Search the listing for "Salariés" and copy every line where it appears.

# WORKING DATA

[START]

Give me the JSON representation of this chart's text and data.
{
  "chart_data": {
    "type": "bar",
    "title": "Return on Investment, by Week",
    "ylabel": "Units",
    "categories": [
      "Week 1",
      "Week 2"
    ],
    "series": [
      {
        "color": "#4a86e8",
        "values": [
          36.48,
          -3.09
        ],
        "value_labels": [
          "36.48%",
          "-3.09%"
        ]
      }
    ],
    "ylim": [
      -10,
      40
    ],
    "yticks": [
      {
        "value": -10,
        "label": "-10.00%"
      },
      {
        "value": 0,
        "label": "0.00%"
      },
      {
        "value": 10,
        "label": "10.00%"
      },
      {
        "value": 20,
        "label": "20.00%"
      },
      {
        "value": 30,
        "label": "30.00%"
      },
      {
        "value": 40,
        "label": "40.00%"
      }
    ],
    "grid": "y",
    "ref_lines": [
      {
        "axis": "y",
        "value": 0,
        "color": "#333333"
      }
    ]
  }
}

[END]
[START]

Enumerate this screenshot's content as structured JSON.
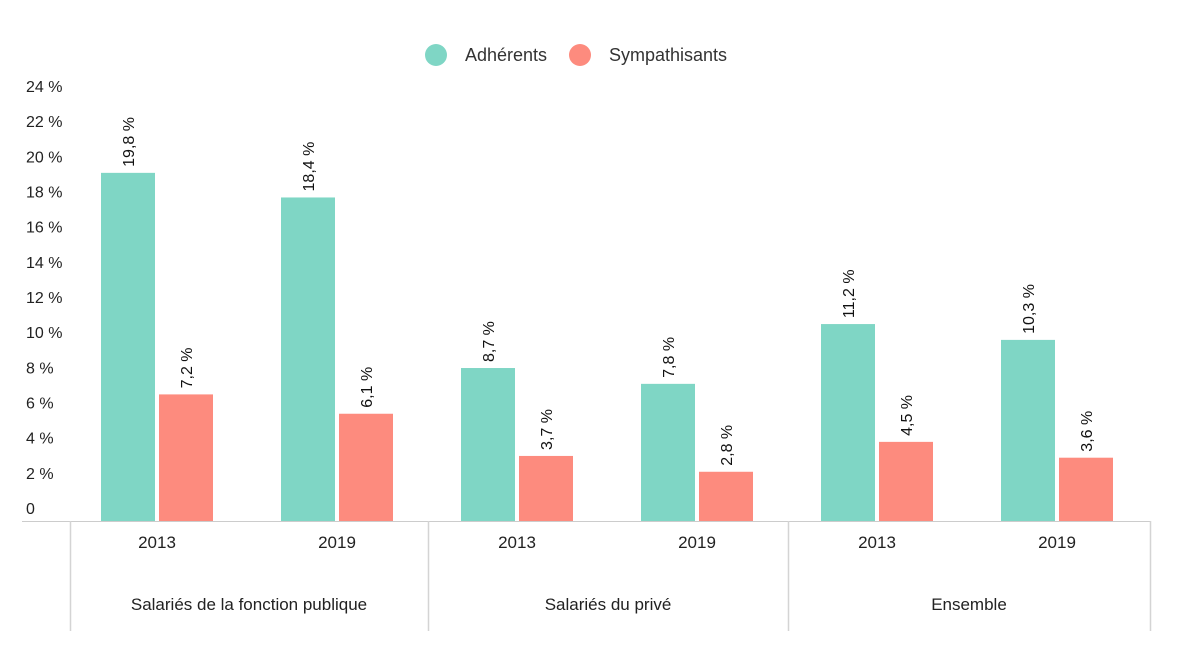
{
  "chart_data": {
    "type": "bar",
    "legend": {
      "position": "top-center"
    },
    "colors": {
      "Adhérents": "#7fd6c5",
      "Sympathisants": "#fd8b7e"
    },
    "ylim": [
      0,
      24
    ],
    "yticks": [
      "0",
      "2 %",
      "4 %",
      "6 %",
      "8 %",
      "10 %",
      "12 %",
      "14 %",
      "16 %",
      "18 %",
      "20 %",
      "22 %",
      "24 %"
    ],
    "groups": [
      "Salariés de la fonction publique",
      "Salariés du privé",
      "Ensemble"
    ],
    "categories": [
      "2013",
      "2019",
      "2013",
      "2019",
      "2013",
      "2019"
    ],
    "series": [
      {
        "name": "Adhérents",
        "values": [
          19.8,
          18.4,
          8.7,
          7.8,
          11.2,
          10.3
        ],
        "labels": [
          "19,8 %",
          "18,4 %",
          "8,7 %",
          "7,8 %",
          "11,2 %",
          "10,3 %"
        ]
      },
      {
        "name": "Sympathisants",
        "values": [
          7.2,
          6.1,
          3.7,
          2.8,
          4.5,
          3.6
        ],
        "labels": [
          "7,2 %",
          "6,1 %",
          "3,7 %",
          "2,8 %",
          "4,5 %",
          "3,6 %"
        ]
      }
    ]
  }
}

[END]
[START]

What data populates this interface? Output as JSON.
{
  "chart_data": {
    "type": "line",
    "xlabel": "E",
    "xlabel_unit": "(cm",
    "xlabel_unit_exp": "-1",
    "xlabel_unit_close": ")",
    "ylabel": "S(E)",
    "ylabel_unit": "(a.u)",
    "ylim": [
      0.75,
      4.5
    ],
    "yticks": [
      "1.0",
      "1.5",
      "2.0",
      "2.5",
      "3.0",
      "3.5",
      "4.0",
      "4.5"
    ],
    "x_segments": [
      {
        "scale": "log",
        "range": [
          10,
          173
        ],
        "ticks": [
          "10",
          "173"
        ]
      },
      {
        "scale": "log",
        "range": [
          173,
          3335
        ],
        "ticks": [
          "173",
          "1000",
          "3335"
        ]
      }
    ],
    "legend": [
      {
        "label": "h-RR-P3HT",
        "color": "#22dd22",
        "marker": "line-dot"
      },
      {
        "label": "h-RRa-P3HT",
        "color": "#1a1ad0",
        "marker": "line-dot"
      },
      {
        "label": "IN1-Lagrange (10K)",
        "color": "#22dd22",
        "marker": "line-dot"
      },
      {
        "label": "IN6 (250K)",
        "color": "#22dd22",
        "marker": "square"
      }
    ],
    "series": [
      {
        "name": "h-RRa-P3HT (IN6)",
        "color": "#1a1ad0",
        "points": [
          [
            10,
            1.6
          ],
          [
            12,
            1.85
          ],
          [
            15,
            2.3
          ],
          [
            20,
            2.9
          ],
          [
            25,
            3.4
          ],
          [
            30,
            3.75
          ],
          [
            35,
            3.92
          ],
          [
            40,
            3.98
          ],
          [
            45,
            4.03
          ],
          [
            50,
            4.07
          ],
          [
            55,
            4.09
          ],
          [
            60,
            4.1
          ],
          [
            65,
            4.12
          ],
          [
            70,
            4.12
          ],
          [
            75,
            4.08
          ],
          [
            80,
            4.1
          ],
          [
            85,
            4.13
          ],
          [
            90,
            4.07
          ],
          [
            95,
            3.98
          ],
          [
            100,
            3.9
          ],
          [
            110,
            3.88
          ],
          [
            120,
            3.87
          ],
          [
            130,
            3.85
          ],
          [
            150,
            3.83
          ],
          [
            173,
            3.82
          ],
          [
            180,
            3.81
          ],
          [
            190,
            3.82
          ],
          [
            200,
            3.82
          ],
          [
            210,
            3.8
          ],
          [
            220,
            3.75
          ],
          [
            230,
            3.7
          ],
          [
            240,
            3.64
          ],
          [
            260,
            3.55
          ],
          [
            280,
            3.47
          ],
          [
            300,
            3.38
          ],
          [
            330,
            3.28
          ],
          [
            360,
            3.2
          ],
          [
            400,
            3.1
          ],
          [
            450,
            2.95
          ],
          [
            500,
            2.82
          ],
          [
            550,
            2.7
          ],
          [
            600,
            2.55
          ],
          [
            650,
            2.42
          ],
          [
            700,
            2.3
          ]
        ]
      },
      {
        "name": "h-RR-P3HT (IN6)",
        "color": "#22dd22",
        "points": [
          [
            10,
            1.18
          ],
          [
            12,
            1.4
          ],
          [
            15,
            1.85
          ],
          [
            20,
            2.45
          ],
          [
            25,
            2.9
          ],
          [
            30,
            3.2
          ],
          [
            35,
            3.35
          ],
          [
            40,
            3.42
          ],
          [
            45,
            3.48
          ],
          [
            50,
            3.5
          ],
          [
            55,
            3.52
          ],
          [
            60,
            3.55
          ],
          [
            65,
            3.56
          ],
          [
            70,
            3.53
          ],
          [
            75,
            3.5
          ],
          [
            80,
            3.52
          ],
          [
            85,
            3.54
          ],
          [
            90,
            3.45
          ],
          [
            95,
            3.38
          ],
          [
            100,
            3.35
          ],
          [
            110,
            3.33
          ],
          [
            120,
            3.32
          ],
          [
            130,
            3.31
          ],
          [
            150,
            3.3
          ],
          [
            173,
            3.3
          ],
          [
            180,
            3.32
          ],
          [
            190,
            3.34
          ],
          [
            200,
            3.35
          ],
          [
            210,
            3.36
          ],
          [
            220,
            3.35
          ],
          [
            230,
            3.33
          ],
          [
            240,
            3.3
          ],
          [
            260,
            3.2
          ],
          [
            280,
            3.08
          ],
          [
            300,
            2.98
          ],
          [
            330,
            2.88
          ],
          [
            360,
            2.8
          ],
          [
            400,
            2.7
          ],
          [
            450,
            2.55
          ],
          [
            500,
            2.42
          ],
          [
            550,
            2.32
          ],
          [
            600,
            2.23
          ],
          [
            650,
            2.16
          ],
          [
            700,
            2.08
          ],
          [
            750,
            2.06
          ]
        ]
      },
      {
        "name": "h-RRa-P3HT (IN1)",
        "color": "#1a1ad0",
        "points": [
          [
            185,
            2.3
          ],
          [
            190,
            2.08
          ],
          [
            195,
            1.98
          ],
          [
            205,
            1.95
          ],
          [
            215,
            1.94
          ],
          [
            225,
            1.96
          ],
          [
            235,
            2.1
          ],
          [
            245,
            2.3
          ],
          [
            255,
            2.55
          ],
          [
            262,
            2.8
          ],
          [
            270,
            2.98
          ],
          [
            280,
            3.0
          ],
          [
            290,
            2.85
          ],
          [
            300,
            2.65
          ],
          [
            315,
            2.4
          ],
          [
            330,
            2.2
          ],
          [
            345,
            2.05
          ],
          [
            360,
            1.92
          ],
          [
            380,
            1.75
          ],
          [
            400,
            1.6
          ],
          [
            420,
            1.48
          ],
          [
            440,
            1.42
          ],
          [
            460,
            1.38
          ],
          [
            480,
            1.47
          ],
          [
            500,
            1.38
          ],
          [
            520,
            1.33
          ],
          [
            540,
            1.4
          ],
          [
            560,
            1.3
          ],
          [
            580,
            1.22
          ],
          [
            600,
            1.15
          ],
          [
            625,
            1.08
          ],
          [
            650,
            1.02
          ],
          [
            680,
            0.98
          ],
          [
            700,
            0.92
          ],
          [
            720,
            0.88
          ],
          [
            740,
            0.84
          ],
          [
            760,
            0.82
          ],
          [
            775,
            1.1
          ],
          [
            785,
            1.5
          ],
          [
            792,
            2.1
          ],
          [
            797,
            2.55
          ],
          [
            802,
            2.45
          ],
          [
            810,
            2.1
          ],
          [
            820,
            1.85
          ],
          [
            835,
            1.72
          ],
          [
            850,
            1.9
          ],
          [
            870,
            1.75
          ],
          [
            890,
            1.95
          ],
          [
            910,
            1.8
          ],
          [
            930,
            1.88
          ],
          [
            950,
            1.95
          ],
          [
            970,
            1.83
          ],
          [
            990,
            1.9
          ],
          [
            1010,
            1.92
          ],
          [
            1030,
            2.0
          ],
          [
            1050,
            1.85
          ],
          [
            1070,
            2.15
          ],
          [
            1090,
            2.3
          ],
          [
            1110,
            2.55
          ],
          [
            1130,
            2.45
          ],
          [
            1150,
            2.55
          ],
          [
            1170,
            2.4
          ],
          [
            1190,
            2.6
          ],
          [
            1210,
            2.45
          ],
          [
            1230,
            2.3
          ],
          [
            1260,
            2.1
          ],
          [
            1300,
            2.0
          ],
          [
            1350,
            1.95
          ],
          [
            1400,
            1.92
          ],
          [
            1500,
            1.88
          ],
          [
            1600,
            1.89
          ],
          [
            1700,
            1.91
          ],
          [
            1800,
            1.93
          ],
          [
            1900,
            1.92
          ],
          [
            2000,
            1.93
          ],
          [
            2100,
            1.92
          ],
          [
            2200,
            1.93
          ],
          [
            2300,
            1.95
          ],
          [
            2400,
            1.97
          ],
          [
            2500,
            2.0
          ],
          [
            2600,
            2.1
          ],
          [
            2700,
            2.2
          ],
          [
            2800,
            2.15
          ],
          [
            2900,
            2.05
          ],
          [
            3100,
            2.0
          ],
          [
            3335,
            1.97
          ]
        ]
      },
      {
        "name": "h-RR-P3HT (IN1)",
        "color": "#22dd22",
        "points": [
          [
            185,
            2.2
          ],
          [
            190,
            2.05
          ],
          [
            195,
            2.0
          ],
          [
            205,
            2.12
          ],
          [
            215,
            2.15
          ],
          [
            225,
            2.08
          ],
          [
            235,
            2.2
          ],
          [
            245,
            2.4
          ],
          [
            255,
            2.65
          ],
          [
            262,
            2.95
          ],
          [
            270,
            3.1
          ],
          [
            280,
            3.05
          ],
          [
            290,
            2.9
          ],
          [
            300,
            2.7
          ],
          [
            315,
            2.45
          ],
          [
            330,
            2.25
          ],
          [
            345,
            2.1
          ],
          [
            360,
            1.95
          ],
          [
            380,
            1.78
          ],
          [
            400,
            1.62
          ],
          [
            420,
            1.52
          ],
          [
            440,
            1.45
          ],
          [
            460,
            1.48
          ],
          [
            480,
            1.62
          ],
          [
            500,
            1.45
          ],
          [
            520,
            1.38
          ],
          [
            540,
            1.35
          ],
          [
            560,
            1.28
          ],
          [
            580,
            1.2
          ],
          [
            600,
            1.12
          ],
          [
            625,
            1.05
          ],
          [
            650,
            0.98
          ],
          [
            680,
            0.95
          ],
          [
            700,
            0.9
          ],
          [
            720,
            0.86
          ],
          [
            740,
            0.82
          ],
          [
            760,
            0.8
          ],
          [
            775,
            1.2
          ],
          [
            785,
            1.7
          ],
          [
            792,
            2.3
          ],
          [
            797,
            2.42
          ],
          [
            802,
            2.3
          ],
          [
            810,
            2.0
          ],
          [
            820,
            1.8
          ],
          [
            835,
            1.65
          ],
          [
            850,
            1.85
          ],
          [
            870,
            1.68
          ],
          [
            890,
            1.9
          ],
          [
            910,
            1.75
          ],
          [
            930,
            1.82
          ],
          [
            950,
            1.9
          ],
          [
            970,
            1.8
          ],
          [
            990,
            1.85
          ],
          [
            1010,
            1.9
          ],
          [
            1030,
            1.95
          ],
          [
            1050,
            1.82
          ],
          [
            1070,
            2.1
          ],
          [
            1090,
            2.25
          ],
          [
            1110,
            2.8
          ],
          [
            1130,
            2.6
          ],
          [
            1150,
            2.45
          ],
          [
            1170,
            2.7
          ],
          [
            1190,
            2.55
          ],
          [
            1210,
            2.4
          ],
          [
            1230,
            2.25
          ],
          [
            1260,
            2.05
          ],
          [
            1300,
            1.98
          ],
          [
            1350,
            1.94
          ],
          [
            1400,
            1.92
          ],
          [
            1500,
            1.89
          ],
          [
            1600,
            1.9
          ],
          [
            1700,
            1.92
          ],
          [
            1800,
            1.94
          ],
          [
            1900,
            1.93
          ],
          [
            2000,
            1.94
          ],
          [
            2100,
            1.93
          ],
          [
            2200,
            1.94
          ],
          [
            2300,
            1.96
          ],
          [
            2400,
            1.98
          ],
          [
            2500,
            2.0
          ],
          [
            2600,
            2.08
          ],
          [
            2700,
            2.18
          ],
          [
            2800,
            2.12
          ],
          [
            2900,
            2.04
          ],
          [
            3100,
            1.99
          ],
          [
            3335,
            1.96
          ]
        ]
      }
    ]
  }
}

[END]

# RESULT
      "Salariés de la fonction publique",
      "Salariés du privé",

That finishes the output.